* Goal *
Using the material that follows, identify and copy each line with the string "Providence".

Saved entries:
● ● ●

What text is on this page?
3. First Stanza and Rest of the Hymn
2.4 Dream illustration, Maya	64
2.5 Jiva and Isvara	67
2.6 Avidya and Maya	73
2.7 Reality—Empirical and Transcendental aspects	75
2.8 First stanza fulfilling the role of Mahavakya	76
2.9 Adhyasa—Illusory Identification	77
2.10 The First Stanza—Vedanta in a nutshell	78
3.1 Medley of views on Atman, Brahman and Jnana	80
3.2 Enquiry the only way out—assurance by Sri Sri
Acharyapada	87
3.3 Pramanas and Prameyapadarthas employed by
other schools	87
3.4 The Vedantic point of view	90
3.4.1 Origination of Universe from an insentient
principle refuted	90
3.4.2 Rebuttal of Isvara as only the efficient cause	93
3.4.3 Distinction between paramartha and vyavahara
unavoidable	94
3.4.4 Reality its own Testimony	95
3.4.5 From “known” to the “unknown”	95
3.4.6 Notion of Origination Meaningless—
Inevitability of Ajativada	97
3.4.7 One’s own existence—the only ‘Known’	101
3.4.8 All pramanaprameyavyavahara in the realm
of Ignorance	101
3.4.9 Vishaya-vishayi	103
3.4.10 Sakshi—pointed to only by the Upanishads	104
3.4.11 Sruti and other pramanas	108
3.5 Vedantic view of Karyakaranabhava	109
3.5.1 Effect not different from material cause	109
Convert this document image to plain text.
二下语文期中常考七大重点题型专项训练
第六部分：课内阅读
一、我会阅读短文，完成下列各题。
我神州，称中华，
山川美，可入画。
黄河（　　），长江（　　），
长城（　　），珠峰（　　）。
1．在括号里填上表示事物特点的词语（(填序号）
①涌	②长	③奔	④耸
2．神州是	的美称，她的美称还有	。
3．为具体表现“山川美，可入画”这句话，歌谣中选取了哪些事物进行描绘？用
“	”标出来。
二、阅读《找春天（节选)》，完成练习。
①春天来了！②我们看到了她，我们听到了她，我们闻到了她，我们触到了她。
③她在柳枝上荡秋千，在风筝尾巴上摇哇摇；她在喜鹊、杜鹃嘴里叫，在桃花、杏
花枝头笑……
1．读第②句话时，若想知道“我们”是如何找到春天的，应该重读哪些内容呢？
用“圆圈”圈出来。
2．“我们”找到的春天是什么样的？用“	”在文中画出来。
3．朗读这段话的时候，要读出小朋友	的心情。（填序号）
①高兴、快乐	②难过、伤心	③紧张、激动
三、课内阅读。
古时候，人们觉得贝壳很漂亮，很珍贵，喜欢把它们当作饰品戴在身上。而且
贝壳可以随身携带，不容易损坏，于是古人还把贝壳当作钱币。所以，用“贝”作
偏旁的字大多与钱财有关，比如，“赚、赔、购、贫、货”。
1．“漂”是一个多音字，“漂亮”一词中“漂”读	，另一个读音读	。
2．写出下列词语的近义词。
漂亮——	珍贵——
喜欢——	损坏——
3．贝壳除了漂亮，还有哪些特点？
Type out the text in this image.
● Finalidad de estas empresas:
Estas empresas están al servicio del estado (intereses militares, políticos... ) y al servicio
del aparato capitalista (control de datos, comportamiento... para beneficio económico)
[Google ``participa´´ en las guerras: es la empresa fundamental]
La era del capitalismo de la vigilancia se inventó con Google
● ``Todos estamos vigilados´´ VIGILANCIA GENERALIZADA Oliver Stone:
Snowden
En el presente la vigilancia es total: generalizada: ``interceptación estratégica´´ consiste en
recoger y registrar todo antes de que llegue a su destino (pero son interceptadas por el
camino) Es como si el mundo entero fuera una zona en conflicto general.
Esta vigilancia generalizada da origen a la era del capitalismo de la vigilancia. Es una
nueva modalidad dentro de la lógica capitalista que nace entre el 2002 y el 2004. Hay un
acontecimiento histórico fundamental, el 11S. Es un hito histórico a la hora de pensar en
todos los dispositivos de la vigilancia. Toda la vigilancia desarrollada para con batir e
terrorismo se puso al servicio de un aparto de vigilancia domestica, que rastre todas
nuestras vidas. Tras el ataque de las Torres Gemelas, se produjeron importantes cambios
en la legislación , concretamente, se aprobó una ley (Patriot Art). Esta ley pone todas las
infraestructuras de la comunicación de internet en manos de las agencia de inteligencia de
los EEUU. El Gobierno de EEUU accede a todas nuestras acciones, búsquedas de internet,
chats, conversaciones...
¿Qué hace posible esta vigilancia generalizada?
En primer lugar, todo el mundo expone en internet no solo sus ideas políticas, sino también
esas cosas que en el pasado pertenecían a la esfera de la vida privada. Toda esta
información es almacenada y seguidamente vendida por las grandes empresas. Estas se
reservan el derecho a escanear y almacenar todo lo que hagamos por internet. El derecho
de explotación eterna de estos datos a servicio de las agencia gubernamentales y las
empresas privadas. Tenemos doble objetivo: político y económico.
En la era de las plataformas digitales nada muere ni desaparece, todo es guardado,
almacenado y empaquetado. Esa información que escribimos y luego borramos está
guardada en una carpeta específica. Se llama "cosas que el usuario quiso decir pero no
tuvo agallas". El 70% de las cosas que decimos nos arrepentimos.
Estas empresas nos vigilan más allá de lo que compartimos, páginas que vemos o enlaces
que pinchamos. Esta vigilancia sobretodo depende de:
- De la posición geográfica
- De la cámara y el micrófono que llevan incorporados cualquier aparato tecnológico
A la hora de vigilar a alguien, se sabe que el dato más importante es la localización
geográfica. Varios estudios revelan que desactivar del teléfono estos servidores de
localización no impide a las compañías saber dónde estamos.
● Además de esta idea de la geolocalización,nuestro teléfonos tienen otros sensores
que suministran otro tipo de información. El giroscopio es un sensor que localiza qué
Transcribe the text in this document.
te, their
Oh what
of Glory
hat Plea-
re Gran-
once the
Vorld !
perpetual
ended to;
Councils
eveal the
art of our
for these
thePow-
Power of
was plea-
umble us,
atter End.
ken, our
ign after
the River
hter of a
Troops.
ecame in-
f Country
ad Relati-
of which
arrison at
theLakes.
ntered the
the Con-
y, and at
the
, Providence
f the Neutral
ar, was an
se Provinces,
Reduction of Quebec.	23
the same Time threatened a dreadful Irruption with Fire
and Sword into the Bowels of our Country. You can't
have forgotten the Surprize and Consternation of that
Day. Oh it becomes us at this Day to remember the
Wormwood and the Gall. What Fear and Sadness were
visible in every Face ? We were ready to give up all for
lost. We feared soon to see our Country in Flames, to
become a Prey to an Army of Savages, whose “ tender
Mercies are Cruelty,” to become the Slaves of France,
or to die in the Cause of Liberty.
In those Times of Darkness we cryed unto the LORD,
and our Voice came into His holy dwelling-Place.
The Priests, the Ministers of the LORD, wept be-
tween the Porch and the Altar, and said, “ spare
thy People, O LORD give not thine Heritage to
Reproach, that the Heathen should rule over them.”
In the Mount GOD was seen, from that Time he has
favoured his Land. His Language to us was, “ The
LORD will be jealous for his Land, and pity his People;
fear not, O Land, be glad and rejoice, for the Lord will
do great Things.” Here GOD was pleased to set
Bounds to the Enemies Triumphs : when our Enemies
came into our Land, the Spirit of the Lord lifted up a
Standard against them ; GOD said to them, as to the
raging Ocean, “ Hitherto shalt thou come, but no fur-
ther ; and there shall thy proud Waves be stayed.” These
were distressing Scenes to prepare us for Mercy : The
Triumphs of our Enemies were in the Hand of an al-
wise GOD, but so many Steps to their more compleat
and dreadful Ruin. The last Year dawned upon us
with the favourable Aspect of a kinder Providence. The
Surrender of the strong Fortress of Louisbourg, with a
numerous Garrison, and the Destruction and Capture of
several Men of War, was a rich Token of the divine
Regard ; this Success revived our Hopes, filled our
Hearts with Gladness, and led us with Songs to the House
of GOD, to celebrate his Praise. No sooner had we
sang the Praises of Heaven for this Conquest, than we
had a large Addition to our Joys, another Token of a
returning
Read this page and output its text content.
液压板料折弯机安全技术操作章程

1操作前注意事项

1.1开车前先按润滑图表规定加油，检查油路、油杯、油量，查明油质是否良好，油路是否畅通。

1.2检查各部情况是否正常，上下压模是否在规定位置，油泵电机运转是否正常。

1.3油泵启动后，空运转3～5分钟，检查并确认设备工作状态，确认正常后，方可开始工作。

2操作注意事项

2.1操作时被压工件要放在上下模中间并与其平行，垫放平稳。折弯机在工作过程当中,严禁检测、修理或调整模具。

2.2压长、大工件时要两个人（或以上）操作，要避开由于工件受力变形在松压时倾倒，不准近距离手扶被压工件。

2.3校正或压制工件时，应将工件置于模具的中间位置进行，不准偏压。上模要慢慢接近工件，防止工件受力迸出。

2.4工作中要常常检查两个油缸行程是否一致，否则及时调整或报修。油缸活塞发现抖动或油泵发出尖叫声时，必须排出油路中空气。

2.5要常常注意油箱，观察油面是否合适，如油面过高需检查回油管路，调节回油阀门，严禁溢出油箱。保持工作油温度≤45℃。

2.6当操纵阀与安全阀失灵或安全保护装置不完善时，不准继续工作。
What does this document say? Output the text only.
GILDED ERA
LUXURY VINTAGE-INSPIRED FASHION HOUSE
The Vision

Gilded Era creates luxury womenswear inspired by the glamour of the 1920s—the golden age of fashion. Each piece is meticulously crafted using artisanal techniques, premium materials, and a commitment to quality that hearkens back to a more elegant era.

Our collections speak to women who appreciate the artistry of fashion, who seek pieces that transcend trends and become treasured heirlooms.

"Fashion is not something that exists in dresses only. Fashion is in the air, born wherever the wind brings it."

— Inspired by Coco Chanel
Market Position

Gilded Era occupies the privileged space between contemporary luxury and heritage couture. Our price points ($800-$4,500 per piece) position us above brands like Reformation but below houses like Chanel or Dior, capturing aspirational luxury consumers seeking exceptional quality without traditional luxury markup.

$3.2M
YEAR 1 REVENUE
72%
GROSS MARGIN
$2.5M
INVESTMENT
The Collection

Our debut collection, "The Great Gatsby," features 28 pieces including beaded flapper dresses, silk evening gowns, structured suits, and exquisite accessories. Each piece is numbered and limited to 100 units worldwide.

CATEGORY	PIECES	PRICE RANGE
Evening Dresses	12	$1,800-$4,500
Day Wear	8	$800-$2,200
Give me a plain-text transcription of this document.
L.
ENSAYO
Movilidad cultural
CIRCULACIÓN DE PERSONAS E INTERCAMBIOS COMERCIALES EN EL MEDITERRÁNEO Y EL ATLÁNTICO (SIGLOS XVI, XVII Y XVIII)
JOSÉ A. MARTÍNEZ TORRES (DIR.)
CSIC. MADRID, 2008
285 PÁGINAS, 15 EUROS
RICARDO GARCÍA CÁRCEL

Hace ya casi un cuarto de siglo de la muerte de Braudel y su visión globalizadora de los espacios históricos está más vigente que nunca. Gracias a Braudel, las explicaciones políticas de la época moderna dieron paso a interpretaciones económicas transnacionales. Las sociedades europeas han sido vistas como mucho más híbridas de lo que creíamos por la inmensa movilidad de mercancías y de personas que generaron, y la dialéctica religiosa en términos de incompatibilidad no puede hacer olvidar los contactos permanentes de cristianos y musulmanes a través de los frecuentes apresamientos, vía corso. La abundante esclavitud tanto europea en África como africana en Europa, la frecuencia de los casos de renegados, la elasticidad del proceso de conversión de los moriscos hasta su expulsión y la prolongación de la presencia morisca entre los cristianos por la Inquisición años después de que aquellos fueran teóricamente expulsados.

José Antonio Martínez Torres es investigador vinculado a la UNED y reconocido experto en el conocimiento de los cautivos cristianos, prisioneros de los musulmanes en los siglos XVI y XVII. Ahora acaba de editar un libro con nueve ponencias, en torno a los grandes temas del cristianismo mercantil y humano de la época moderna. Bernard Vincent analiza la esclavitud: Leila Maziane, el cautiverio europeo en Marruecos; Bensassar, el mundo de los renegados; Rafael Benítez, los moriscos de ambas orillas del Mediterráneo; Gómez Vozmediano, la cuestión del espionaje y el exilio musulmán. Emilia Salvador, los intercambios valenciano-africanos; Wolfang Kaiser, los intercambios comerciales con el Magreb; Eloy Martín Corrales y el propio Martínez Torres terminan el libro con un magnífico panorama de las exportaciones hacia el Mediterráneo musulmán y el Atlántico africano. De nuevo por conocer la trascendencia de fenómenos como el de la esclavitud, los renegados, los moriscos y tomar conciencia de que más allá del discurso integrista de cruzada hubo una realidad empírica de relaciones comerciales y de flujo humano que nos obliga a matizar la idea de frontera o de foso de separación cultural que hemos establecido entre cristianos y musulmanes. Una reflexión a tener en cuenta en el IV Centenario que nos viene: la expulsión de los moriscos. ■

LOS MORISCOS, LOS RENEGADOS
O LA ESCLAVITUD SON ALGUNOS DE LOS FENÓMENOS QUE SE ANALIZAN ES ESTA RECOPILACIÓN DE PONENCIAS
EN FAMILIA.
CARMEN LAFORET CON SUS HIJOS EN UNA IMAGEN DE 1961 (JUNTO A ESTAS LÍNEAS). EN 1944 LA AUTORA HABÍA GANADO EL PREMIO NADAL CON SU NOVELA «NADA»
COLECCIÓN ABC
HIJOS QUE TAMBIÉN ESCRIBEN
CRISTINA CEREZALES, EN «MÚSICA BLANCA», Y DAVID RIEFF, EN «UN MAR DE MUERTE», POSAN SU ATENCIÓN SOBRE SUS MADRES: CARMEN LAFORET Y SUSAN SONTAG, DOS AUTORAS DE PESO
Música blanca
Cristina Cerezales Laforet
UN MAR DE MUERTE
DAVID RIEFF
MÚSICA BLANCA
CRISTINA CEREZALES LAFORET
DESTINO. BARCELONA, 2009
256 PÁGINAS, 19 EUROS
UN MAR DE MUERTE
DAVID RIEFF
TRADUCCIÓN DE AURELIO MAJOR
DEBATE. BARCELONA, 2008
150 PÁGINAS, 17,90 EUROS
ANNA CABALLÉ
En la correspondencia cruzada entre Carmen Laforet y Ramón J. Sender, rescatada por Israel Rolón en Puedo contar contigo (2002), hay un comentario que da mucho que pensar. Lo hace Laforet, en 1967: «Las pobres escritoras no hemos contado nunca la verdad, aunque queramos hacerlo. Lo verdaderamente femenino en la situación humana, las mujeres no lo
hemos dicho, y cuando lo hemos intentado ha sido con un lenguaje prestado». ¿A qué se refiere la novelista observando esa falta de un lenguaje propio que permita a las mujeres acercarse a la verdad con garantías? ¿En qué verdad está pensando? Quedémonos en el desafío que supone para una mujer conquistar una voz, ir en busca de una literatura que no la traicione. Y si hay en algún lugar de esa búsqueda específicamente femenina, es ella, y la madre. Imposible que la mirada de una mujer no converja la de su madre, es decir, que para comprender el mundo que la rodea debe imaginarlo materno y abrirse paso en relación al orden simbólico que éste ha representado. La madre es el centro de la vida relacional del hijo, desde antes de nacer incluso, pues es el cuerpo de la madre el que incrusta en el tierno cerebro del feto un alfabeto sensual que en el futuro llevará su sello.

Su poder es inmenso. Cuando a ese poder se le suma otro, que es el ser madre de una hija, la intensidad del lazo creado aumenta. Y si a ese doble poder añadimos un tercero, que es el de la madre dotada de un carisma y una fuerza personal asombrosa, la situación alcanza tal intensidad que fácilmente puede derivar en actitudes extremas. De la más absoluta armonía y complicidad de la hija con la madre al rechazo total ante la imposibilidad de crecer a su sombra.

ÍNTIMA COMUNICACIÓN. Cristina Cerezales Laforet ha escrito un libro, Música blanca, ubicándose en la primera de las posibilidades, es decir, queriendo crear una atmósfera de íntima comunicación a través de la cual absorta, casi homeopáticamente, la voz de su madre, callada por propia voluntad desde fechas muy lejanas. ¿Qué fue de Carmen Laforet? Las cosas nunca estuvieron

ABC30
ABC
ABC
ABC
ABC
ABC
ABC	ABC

● ● ●

* Full answer *
, Providence
with the favourable Aspect of a kinder Providence. The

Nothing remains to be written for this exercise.